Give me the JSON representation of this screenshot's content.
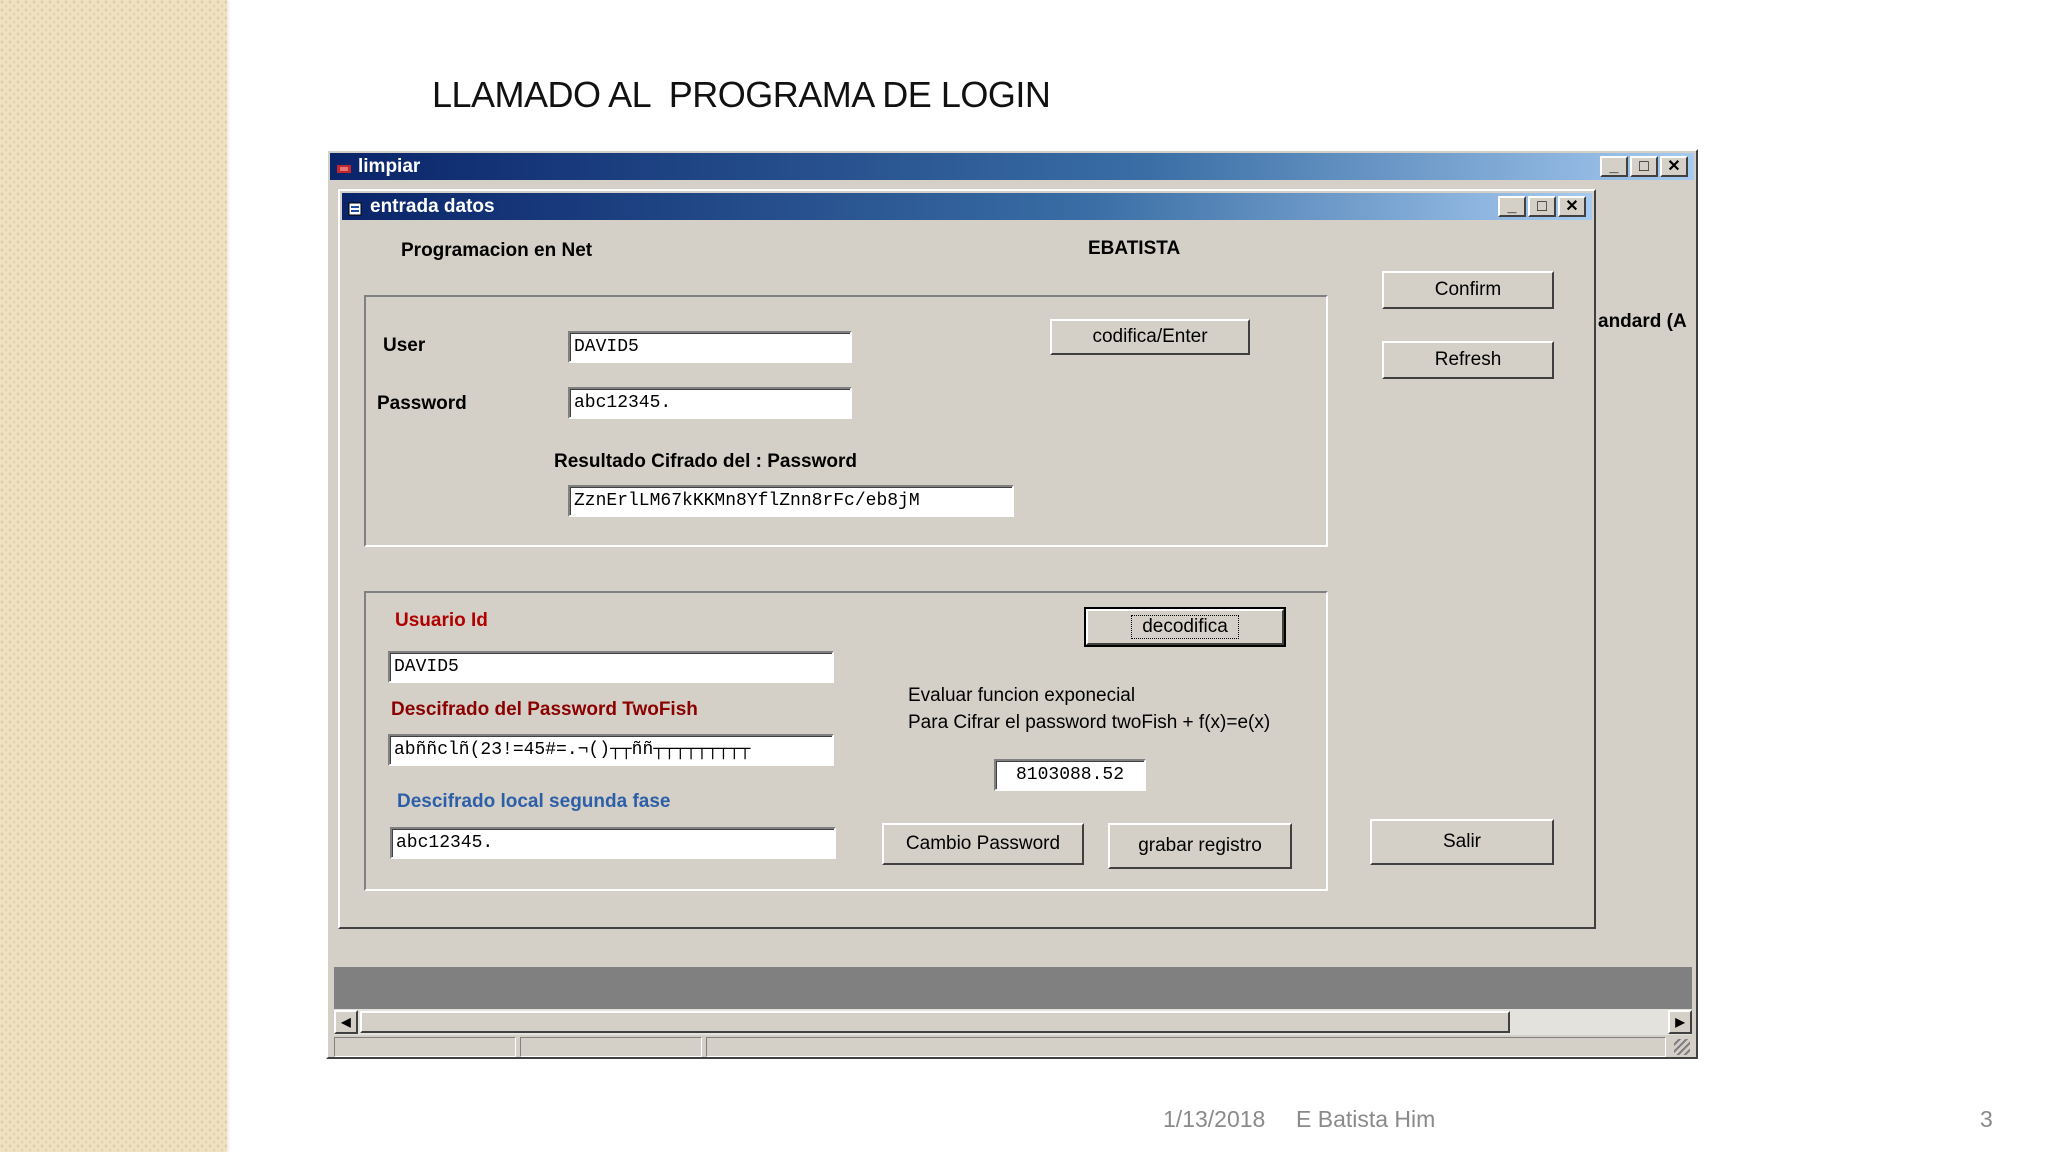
{
  "slide": {
    "title": "LLAMADO AL  PROGRAMA DE LOGIN",
    "footer_date": "1/13/2018",
    "footer_author": "E Batista Him",
    "page_number": "3"
  },
  "outer_window": {
    "title": "limpiar",
    "partial_label": "andard (A"
  },
  "inner_window": {
    "title": "entrada datos",
    "header_left": "Programacion en Net",
    "header_right": "EBATISTA",
    "confirm_label": "Confirm",
    "refresh_label": "Refresh",
    "salir_label": "Salir"
  },
  "login_group": {
    "user_label": "User",
    "user_value": "DAVID5",
    "password_label": "Password",
    "password_value": "abc12345.",
    "codifica_label": "codifica/Enter",
    "result_label": "Resultado Cifrado del : Password",
    "result_value": "ZznErlLM67kKKMn8YflZnn8rFc/eb8jM"
  },
  "decode_group": {
    "usuario_label": "Usuario Id",
    "usuario_value": "DAVID5",
    "descifrado_label": "Descifrado del Password TwoFish",
    "descifrado_value": "abññclñ(23!=45#=.¬()┬┬ññ┬┬┬┬┬┬┬┬┬",
    "local_label": "Descifrado local segunda fase",
    "local_value": "abc12345.",
    "decodifica_label": "decodifica",
    "eval_line1": "Evaluar funcion exponecial",
    "eval_line2": "Para Cifrar el password twoFish + f(x)=e(x)",
    "exp_value": "8103088.52",
    "cambio_label": "Cambio Password",
    "grabar_label": "grabar registro"
  }
}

•••

**The exercise:**
In the records above, collect each line with "title".

**Reply:**
    "title": "LLAMADO AL  PROGRAMA DE LOGIN",
    "title": "limpiar",
    "title": "entrada datos",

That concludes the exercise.